[Stored data entries]

--------------------

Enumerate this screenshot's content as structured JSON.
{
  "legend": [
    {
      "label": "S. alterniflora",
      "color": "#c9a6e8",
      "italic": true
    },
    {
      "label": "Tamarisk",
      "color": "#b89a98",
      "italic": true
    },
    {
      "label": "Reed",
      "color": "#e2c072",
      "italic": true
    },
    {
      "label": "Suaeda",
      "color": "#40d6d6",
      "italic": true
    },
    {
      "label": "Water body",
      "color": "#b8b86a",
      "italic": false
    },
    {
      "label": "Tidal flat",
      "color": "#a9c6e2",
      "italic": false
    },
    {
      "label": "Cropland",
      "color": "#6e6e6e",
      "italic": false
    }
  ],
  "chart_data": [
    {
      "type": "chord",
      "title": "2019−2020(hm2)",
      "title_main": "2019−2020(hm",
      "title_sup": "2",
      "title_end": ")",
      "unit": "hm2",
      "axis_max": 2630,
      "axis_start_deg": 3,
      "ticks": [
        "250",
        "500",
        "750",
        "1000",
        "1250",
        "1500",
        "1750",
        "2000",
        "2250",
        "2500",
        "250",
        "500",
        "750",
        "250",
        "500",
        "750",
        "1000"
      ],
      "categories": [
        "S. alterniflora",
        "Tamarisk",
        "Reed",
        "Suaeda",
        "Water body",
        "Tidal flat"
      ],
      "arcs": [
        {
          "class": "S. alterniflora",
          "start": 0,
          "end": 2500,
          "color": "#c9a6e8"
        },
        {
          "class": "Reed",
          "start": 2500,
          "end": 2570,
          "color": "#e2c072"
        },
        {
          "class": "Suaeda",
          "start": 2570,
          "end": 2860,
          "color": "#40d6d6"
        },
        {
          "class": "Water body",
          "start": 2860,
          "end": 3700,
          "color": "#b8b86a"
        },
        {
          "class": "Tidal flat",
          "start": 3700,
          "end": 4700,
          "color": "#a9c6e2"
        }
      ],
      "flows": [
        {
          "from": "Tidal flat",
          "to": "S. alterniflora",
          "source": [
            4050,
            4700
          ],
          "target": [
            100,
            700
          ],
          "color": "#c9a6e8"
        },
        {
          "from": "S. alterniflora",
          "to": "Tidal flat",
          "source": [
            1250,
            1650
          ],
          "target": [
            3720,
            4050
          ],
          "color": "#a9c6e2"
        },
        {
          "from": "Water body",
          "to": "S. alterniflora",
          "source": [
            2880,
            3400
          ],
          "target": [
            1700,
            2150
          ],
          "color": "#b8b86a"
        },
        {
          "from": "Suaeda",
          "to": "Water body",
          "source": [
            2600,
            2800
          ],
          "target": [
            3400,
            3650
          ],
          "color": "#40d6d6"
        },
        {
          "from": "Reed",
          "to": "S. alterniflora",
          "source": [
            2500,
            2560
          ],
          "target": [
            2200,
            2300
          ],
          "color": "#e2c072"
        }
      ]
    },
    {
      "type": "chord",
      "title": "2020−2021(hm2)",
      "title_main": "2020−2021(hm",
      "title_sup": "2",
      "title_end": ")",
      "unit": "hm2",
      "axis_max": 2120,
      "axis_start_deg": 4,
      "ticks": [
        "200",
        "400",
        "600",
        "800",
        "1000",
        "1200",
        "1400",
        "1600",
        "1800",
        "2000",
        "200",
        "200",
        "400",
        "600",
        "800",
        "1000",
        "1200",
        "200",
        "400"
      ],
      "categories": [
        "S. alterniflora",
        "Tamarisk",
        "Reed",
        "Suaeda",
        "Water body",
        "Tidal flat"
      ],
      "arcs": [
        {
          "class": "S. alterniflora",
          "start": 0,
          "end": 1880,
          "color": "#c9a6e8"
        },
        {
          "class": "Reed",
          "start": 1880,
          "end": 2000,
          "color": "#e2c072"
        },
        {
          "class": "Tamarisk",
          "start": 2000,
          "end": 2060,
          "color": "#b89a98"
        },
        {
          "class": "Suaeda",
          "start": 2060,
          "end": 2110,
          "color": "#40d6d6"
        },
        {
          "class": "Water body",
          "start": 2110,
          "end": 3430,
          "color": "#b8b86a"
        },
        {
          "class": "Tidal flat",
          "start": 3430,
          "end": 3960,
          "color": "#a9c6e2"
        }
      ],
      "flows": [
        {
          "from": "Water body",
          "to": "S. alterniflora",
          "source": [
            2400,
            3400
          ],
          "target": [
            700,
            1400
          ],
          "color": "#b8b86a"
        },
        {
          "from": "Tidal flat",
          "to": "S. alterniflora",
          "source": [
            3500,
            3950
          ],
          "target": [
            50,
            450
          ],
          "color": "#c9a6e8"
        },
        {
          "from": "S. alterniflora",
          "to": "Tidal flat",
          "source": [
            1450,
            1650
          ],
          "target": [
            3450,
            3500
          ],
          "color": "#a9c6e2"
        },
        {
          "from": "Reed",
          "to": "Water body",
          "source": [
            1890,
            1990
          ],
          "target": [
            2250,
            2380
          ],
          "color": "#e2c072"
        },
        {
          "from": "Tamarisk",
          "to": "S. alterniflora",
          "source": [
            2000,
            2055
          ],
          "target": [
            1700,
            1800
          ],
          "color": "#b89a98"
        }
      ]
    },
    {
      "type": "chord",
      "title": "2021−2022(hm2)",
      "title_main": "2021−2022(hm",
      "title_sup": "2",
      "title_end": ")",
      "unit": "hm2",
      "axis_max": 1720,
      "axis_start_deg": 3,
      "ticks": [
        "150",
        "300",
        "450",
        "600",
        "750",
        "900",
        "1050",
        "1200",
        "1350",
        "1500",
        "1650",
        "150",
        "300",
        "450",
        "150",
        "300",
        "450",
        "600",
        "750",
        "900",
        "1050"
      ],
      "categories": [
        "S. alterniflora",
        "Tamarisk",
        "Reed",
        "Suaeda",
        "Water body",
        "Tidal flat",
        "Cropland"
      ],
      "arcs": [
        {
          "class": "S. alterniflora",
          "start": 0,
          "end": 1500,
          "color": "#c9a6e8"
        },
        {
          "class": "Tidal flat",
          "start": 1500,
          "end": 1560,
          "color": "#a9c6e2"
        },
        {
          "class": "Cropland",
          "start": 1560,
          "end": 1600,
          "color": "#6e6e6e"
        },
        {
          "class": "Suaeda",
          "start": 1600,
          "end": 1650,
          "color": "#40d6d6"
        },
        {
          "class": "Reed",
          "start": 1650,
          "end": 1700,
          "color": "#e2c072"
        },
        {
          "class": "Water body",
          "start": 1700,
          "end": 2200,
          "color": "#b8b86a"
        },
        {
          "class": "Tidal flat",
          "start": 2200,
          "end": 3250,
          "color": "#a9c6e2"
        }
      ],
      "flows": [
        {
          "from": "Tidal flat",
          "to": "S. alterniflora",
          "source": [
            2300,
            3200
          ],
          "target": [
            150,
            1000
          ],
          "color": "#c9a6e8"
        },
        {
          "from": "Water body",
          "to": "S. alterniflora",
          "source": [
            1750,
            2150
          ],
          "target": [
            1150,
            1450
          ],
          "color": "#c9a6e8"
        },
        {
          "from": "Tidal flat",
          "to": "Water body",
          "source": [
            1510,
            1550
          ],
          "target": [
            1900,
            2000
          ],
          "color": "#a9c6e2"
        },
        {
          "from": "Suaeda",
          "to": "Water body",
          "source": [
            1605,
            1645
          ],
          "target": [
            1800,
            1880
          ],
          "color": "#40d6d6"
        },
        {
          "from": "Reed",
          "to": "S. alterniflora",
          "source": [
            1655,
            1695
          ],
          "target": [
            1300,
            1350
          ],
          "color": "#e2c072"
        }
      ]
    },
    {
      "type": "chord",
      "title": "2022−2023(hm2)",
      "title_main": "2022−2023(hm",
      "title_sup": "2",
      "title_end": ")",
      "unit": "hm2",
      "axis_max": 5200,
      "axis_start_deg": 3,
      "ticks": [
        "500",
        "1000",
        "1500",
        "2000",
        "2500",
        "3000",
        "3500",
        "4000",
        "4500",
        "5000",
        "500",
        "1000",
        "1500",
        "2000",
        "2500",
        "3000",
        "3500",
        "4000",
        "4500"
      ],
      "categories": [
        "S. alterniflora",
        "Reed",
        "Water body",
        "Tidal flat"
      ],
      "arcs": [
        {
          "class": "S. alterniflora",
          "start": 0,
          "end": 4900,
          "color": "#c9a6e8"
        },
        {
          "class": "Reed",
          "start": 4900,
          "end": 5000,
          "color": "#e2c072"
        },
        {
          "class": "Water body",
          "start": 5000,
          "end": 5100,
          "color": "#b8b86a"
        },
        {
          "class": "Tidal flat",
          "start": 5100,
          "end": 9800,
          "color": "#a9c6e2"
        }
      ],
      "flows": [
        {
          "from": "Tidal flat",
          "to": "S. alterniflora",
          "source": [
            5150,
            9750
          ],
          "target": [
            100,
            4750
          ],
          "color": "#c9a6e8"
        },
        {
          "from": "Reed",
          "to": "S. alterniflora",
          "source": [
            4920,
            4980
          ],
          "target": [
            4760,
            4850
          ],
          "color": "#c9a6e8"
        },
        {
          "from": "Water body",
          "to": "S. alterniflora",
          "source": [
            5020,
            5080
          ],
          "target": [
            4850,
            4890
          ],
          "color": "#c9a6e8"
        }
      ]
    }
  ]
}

--------------------

• What to do: Count all lines of the data that include "Cropland". The answer is the number alone.

• Answer to the problem: 3